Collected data
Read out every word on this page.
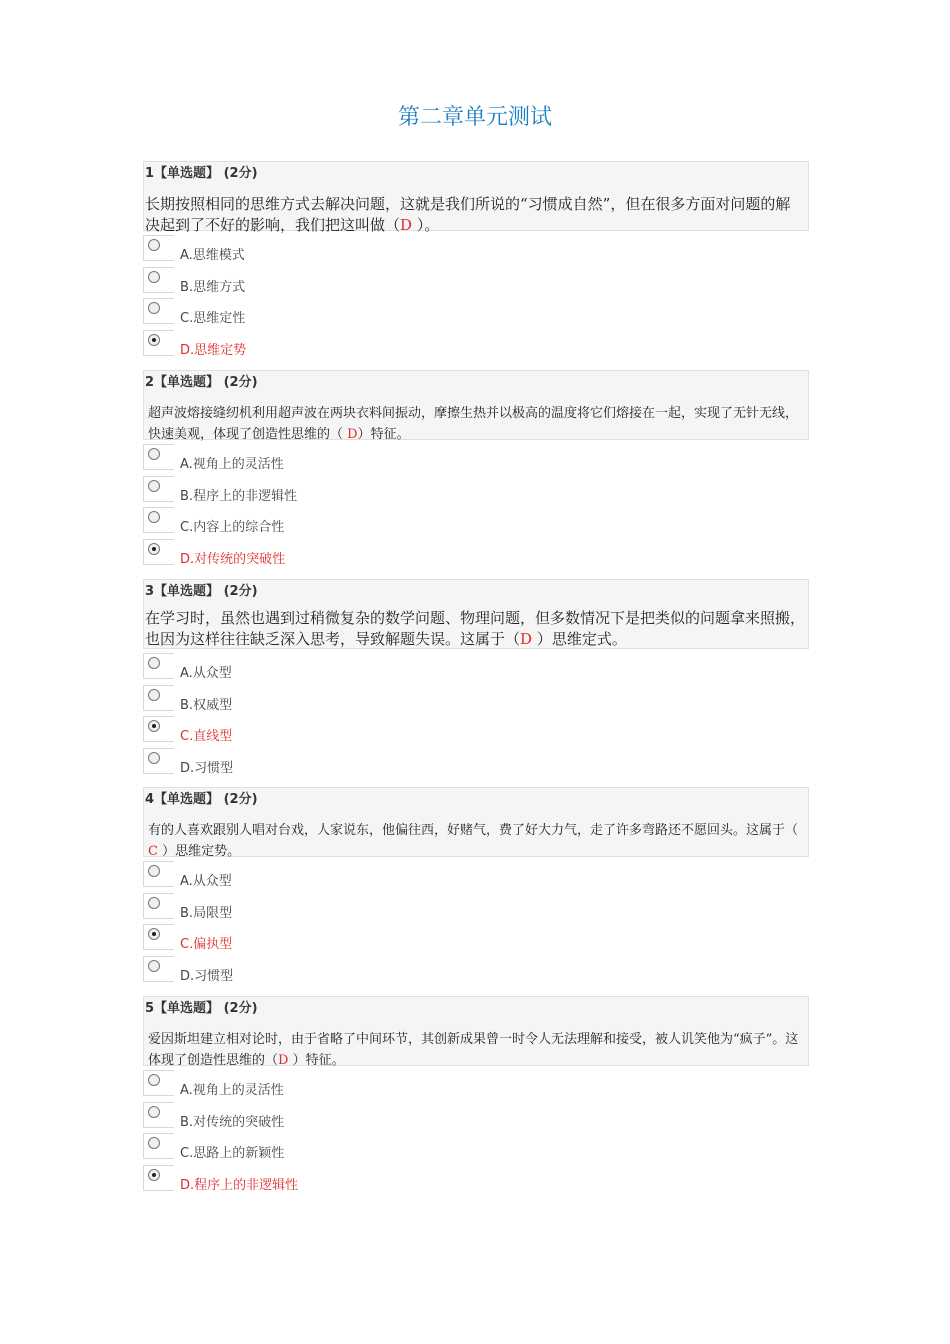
第二章单元测试
1【单选题】 (2分)
长期按照相同的思维方式去解决问题，这就是我们所说的“习惯成自然”，但在很多方面对问题的解决起到了不好的影响，我们把这叫做（D ）。
A.思维模式
B.思维方式
C.思维定性
D.思维定势
2【单选题】 (2分)
超声波熔接缝纫机利用超声波在两块衣料间振动，摩擦生热并以极高的温度将它们熔接在一起，实现了无针无线，快速美观，体现了创造性思维的（ D）特征。
A.视角上的灵活性
B.程序上的非逻辑性
C.内容上的综合性
D.对传统的突破性
3【单选题】 (2分)
在学习时，虽然也遇到过稍微复杂的数学问题、物理问题，但多数情况下是把类似的问题拿来照搬，也因为这样往往缺乏深入思考，导致解题失误。这属于（D ）思维定式。
A.从众型
B.权威型
C.直线型
D.习惯型
4【单选题】 (2分)
有的人喜欢跟别人唱对台戏，人家说东，他偏往西，好赌气，费了好大力气，走了许多弯路还不愿回头。这属于（ C ）思维定势。
A.从众型
B.局限型
C.偏执型
D.习惯型
5【单选题】 (2分)
爱因斯坦建立相对论时，由于省略了中间环节，其创新成果曾一时令人无法理解和接受，被人讥笑他为“疯子”。这体现了创造性思维的（D ）特征。
A.视角上的灵活性
B.对传统的突破性
C.思路上的新颖性
D.程序上的非逻辑性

• WHAT YOU ARE ASKED TO DO:
Transcribe the whole listing, character for character, but not its images.

• ANSWER TO THE TASK:
Read out every word on this page.
第二章单元测试
1【单选题】 (2分)
长期按照相同的思维方式去解决问题，这就是我们所说的“习惯成自然”，但在很多方面对问题的解决起到了不好的影响，我们把这叫做（D ）。
A.思维模式
B.思维方式
C.思维定性
D.思维定势
2【单选题】 (2分)
超声波熔接缝纫机利用超声波在两块衣料间振动，摩擦生热并以极高的温度将它们熔接在一起，实现了无针无线，快速美观，体现了创造性思维的（ D）特征。
A.视角上的灵活性
B.程序上的非逻辑性
C.内容上的综合性
D.对传统的突破性
3【单选题】 (2分)
在学习时，虽然也遇到过稍微复杂的数学问题、物理问题，但多数情况下是把类似的问题拿来照搬，也因为这样往往缺乏深入思考，导致解题失误。这属于（D ）思维定式。
A.从众型
B.权威型
C.直线型
D.习惯型
4【单选题】 (2分)
有的人喜欢跟别人唱对台戏，人家说东，他偏往西，好赌气，费了好大力气，走了许多弯路还不愿回头。这属于（ C ）思维定势。
A.从众型
B.局限型
C.偏执型
D.习惯型
5【单选题】 (2分)
爱因斯坦建立相对论时，由于省略了中间环节，其创新成果曾一时令人无法理解和接受，被人讥笑他为“疯子”。这体现了创造性思维的（D ）特征。
A.视角上的灵活性
B.对传统的突破性
C.思路上的新颖性
D.程序上的非逻辑性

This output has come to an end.